→ **What this task involves**
Return a copy of every line in the records that includes the word "Community".

Data listing
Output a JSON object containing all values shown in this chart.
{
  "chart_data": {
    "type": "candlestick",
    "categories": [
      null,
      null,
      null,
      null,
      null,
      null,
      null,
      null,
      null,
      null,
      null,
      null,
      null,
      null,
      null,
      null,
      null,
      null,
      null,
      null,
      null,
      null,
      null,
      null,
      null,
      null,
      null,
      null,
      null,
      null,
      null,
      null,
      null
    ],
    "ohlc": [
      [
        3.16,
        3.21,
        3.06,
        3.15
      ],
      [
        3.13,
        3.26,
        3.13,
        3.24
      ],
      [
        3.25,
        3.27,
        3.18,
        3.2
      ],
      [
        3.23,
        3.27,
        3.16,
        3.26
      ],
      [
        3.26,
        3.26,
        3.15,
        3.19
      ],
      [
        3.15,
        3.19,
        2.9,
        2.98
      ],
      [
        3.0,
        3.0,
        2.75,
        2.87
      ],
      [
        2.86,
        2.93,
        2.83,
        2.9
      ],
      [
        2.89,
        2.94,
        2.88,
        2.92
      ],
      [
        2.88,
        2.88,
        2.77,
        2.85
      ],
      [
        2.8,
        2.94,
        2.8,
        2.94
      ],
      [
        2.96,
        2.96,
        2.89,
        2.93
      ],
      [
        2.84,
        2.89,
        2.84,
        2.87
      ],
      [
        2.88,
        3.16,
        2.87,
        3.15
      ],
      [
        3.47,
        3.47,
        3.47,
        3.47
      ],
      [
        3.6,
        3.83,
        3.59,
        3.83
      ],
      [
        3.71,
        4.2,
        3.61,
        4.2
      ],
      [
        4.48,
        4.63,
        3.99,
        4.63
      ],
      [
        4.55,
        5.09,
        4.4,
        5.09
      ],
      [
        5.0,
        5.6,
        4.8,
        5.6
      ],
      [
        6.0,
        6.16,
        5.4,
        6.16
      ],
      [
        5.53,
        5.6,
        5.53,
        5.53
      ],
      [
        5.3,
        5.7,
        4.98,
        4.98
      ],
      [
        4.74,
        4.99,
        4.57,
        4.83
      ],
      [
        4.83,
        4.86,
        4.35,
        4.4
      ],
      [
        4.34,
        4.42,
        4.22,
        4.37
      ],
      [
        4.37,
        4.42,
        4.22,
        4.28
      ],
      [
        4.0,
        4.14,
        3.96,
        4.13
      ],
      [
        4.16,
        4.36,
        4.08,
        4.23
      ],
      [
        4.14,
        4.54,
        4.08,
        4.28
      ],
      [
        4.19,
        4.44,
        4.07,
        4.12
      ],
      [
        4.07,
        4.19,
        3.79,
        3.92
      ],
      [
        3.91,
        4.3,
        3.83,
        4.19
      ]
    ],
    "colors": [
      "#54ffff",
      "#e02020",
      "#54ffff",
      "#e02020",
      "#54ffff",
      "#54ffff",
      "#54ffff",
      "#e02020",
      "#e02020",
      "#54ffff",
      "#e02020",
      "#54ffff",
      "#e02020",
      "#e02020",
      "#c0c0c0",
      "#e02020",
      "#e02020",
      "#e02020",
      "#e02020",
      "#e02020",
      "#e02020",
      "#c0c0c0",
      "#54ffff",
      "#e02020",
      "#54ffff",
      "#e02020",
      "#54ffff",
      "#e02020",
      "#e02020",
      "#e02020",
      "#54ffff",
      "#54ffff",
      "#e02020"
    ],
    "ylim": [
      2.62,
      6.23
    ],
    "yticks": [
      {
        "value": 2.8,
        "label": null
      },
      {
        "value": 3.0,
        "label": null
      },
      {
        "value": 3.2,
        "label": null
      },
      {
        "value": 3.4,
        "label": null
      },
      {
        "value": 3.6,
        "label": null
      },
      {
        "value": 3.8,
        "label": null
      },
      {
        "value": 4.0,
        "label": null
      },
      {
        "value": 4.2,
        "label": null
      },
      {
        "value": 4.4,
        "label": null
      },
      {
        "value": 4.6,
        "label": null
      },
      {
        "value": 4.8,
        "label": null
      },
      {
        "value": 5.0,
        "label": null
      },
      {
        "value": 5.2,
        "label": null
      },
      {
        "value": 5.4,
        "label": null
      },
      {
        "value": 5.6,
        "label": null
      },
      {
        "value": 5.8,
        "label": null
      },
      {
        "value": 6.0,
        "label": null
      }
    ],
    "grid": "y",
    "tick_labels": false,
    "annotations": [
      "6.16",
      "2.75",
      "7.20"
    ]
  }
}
==
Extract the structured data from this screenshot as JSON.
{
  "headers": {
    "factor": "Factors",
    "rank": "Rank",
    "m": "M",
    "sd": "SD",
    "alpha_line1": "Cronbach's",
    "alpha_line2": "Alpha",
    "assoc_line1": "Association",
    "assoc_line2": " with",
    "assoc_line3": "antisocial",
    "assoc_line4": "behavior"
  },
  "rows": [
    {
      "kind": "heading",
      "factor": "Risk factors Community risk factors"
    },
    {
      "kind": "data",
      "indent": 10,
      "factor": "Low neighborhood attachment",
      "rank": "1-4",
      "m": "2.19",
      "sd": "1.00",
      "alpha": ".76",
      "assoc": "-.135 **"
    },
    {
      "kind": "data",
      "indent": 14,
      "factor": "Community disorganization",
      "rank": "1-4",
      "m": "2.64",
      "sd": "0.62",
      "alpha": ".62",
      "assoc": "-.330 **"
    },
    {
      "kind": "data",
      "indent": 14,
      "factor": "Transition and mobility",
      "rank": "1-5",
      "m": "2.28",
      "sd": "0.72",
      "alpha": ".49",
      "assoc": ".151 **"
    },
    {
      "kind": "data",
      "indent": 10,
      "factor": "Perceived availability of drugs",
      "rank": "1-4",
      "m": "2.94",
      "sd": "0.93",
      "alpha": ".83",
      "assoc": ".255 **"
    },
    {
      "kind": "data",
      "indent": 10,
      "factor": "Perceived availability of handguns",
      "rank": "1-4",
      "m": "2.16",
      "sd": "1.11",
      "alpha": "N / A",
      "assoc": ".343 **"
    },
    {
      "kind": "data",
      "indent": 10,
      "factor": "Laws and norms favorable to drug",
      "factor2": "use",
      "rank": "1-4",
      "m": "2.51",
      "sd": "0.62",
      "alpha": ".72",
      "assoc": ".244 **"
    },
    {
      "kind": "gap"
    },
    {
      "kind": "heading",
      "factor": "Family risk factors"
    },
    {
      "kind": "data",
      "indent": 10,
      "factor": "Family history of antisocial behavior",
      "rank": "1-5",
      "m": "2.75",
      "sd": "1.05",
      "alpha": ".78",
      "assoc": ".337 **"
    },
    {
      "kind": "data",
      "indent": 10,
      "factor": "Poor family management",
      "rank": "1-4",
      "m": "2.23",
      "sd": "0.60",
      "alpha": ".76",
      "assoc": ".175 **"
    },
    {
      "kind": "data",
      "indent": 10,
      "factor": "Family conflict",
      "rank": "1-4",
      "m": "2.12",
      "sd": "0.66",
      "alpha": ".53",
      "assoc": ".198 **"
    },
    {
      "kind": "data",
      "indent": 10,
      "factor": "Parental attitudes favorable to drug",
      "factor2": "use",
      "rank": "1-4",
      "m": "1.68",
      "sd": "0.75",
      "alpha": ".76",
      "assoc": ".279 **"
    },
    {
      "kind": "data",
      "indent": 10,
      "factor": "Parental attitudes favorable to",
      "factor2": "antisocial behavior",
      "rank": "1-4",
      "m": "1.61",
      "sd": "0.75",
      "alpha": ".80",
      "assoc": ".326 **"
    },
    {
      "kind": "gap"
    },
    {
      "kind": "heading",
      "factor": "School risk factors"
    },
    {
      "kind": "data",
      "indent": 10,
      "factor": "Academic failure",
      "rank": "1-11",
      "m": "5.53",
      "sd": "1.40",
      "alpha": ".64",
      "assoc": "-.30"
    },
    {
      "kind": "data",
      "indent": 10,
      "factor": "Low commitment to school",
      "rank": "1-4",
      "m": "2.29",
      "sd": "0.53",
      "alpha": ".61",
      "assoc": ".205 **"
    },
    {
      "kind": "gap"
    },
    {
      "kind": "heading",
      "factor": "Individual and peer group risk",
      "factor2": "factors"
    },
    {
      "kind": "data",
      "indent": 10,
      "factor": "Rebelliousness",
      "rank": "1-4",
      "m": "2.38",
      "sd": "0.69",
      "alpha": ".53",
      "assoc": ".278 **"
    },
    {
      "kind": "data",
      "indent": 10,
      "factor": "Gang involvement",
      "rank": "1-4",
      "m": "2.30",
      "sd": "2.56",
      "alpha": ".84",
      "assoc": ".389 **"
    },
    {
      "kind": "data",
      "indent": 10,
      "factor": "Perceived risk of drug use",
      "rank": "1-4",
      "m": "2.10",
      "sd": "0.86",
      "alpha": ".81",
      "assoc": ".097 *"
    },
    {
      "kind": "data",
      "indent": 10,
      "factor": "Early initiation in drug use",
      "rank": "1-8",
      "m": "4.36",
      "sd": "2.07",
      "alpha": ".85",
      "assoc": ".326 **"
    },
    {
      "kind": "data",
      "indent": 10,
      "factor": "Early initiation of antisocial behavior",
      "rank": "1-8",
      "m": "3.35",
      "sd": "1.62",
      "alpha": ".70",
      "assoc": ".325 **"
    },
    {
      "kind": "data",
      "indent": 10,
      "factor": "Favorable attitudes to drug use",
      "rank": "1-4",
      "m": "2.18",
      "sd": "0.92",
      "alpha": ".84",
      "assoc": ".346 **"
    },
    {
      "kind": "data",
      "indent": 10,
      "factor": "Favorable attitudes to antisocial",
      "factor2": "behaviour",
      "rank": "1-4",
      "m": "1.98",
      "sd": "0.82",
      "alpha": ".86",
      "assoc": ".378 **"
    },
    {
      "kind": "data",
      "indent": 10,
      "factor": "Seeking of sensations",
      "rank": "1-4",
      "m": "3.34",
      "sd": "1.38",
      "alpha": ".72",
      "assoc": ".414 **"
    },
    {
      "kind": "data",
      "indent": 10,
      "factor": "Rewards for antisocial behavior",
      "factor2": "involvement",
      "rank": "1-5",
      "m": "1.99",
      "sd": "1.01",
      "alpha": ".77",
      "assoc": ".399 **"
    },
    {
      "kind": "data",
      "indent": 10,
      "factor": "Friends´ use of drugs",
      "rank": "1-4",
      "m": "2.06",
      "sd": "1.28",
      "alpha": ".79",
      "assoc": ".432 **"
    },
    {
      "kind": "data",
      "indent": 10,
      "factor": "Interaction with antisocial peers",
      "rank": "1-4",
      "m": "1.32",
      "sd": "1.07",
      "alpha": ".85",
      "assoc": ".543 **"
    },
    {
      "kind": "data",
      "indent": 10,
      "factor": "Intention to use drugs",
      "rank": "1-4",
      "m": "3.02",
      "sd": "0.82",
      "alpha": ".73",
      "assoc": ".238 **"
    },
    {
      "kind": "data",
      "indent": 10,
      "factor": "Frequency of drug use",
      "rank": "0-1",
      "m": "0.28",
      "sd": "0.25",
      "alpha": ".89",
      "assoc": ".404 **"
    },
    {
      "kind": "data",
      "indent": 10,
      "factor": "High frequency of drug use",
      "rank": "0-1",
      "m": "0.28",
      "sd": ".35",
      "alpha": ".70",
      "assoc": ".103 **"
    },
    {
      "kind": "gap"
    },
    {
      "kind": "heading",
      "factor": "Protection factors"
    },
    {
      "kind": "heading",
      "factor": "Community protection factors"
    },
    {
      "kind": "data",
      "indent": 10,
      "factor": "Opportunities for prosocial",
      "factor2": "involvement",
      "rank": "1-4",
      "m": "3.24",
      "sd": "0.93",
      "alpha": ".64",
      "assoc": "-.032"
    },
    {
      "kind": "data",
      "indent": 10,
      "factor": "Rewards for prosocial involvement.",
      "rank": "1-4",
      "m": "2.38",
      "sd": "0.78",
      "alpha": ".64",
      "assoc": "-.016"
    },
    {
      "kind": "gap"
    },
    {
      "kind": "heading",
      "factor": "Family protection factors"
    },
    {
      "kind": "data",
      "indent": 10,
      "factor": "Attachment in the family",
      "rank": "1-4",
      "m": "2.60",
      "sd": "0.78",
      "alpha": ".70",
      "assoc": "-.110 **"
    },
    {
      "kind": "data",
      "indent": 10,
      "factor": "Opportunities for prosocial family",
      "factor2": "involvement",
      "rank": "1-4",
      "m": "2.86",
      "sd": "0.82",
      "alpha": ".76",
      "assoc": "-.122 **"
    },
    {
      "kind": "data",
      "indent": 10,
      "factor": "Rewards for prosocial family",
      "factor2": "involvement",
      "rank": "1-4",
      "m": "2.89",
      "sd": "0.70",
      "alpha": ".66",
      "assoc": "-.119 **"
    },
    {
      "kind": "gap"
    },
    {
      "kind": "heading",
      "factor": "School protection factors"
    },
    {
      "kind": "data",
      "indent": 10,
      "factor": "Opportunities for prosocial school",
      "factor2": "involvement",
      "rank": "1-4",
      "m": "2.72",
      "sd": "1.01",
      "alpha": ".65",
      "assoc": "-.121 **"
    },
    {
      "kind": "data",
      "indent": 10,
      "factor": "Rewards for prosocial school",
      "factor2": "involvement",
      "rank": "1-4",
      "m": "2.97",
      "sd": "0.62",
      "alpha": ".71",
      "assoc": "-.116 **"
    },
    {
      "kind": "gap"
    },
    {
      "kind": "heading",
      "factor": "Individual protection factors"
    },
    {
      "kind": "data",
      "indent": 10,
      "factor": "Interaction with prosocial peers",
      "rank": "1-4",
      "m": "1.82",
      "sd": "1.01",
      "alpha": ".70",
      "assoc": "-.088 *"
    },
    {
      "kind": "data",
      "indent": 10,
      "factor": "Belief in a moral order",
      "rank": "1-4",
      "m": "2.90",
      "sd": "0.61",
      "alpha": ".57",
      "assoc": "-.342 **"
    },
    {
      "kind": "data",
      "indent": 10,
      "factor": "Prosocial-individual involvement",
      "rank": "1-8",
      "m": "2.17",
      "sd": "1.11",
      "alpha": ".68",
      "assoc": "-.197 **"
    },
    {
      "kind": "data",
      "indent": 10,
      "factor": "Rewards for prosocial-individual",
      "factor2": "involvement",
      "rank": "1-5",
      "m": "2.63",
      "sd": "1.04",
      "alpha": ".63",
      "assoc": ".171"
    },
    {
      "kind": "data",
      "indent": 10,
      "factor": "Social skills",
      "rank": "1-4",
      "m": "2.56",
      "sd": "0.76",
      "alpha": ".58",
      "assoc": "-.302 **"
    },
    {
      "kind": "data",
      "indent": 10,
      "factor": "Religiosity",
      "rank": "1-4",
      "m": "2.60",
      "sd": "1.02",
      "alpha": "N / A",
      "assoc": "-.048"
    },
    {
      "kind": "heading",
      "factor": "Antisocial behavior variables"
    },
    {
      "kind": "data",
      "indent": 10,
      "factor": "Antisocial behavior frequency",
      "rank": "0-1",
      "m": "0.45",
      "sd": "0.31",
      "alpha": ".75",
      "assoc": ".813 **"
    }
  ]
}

→ **Exercise solution**
      "factor": "Risk factors Community risk factors"
      "factor": "Community disorganization",
      "factor": "Community protection factors"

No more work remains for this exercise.